Stated task
Please give the listing again in its entirety, exactly as written.

--- start Dataset ---

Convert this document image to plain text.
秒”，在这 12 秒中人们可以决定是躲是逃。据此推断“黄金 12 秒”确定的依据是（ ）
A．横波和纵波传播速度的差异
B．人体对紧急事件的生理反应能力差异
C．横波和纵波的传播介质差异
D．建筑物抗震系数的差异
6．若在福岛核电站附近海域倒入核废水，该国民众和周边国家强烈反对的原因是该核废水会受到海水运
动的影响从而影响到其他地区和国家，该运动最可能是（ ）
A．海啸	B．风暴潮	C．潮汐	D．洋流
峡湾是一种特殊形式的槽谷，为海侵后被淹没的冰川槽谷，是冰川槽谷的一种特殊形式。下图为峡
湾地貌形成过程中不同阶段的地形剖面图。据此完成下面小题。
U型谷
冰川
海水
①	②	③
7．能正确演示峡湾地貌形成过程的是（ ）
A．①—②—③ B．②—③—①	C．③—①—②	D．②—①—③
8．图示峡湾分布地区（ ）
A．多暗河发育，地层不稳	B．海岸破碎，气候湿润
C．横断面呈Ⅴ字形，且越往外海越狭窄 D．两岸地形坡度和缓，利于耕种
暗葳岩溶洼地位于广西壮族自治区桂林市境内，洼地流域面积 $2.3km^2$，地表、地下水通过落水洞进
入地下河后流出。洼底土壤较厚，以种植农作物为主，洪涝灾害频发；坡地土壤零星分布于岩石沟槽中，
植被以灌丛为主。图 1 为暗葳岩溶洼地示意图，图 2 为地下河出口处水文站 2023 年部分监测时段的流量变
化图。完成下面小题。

--- end Dataset ---

Response to this task
Convert this document image to plain text.
秒”，在这 12 秒中人们可以决定是躲是逃。据此推断“黄金 12 秒”确定的依据是（ ）
A．横波和纵波传播速度的差异
B．人体对紧急事件的生理反应能力差异
C．横波和纵波的传播介质差异
D．建筑物抗震系数的差异
6．若在福岛核电站附近海域倒入核废水，该国民众和周边国家强烈反对的原因是该核废水会受到海水运
动的影响从而影响到其他地区和国家，该运动最可能是（ ）
A．海啸	B．风暴潮	C．潮汐	D．洋流
峡湾是一种特殊形式的槽谷，为海侵后被淹没的冰川槽谷，是冰川槽谷的一种特殊形式。下图为峡
湾地貌形成过程中不同阶段的地形剖面图。据此完成下面小题。
U型谷
冰川
海水
①	②	③
7．能正确演示峡湾地貌形成过程的是（ ）
A．①—②—③ B．②—③—①	C．③—①—②	D．②—①—③
8．图示峡湾分布地区（ ）
A．多暗河发育，地层不稳	B．海岸破碎，气候湿润
C．横断面呈Ⅴ字形，且越往外海越狭窄 D．两岸地形坡度和缓，利于耕种
暗葳岩溶洼地位于广西壮族自治区桂林市境内，洼地流域面积 $2.3km^2$，地表、地下水通过落水洞进
入地下河后流出。洼底土壤较厚，以种植农作物为主，洪涝灾害频发；坡地土壤零星分布于岩石沟槽中，
植被以灌丛为主。图 1 为暗葳岩溶洼地示意图，图 2 为地下河出口处水文站 2023 年部分监测时段的流量变
化图。完成下面小题。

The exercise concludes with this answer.